Instruções do exercício:
Diga se cada afirmação a seguir está de acordo com o texto sobre ser nerd, respondendo sim ou não e citando literalmente as palavras do texto que decidem a resposta.
1. Quem escreve é considerado nerd por gostar de RPG.
2. Quem escreve escolheu Física como graduação.
3. Quem escreve ganhou o primeiro video game aos 2 anos.

Texto de leitura:

◇ ◇ ◇

Hoje, me explique quem puder, algum rapaz coloca uma camiseta do Senhor dos Anéis, decora falas de Darth Vader e lê a obra de C.S. Lewis e, na mesa com os priminhos mais novos, bate no peito dizendo "sou nerd", como quem quer dar um bom exemplo de conduta aos seus aprendizes.

Não nego que não vou com a cara do povo que aderiu a essa onda que acha cult ser nerd, o que os encaixaria em minha definição anterior, mas acredito que alguma distorção dolorosa aconteceu por aqui. Em certa situação, fui questionado "Você não viu toda a série do Star Wars? Que tipo de nerd é você?".

Tal questionamento poderia levantar uma reflexão por si só. No momento, me limitei a responder "Do tipo que apanhou dos colegas na infância, ganhou o primeiro video game aos 2 anos e arrumou seu computador pelo telefone". A resposta satisfez e minha "imagem" como "nerd" foi preservada. Mas o questionamento permaneceu o mesmo.

Sou considerado um nerd, e explico que não é por meu gosto por RPG. Não tem a ver precisamente com o fato de preferir Linux a Windows ou por ter escolhido Física como minha graduação. Sou nerd desde infância por minha inaptidão ao convívio social. E talvez novamente por meu conservadorismo, nunca considerei minha dificuldade em conversar com meus vizinhos um motivo de orgulho.

◇ ◇ ◇

Dados brutos:
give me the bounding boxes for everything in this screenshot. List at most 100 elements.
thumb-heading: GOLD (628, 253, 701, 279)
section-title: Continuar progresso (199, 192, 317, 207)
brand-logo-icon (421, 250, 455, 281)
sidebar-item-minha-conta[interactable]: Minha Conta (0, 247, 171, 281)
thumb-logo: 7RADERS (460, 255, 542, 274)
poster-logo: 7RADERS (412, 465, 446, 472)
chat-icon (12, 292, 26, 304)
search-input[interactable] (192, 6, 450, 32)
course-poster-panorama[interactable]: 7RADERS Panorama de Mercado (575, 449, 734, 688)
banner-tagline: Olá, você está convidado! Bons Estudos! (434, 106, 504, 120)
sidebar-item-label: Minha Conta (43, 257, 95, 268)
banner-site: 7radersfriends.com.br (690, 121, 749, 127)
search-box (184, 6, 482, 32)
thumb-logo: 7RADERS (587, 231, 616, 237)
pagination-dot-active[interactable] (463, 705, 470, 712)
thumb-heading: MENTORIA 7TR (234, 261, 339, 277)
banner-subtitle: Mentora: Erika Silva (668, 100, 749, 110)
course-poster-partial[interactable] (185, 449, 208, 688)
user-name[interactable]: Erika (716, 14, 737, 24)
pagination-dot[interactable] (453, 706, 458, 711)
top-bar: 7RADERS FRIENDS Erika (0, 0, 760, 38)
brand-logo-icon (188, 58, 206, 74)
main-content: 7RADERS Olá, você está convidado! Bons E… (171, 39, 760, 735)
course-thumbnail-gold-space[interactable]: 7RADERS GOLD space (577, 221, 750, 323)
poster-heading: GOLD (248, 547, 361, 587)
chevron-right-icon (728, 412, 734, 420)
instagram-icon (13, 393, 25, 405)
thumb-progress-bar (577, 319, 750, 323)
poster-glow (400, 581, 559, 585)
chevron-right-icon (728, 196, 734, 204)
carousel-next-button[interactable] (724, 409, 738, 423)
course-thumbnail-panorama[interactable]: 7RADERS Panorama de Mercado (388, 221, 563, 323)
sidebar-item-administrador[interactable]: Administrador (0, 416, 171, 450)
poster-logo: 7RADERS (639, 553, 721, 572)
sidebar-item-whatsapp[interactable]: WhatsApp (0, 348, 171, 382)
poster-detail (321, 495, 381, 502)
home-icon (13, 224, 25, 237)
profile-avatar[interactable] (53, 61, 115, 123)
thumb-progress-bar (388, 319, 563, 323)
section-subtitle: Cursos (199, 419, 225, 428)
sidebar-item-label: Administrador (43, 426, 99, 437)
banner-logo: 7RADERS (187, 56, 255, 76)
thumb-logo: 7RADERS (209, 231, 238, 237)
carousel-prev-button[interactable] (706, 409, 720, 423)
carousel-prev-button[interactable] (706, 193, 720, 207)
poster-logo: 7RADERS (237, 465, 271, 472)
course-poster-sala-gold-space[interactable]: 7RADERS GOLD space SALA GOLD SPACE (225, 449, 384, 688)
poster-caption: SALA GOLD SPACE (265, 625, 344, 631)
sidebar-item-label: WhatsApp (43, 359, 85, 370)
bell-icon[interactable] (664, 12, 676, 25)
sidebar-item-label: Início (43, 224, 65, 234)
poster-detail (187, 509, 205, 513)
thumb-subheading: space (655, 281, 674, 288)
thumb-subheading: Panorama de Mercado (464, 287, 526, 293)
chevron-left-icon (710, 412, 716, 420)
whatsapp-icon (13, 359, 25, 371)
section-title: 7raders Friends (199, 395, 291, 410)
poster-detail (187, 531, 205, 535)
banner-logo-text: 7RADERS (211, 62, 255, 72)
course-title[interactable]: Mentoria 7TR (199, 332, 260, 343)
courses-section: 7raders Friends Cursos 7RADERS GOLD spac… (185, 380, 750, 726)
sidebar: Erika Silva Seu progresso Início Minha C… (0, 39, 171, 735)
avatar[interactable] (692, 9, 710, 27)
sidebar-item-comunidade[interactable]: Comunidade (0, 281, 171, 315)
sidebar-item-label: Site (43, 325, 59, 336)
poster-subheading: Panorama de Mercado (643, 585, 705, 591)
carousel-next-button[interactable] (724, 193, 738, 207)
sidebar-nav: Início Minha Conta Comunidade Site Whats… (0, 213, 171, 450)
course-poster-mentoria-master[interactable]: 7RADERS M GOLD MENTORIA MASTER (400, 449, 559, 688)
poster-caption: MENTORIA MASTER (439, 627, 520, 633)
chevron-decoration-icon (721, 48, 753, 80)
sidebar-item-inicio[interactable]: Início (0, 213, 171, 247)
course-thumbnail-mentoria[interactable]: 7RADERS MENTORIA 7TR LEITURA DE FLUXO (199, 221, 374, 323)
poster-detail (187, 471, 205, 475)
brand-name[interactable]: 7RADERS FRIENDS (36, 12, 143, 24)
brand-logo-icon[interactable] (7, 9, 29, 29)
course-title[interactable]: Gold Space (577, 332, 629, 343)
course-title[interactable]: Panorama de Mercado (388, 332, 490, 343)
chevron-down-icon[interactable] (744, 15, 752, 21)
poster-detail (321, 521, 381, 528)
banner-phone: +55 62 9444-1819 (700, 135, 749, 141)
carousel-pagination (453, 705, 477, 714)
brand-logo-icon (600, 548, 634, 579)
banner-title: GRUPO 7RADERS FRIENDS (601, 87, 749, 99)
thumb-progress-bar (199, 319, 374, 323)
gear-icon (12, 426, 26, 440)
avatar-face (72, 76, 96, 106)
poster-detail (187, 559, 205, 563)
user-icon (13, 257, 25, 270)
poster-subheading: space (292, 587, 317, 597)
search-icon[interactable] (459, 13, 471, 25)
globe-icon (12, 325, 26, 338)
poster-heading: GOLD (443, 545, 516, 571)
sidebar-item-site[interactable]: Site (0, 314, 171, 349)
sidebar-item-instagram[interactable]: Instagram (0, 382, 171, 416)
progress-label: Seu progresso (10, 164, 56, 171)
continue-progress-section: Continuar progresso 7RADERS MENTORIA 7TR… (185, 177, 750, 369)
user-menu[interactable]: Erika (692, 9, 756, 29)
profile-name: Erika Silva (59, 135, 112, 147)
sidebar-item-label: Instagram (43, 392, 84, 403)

◇ ◇ ◇

Resposta da tarefa:
1. Não: "Sou considerado um nerd, e explico que não é por meu gosto por RPG."
2. Sim: "por ter escolhido Física como minha graduação"
3. Sim: "ganhou o primeiro video game aos 2 anos"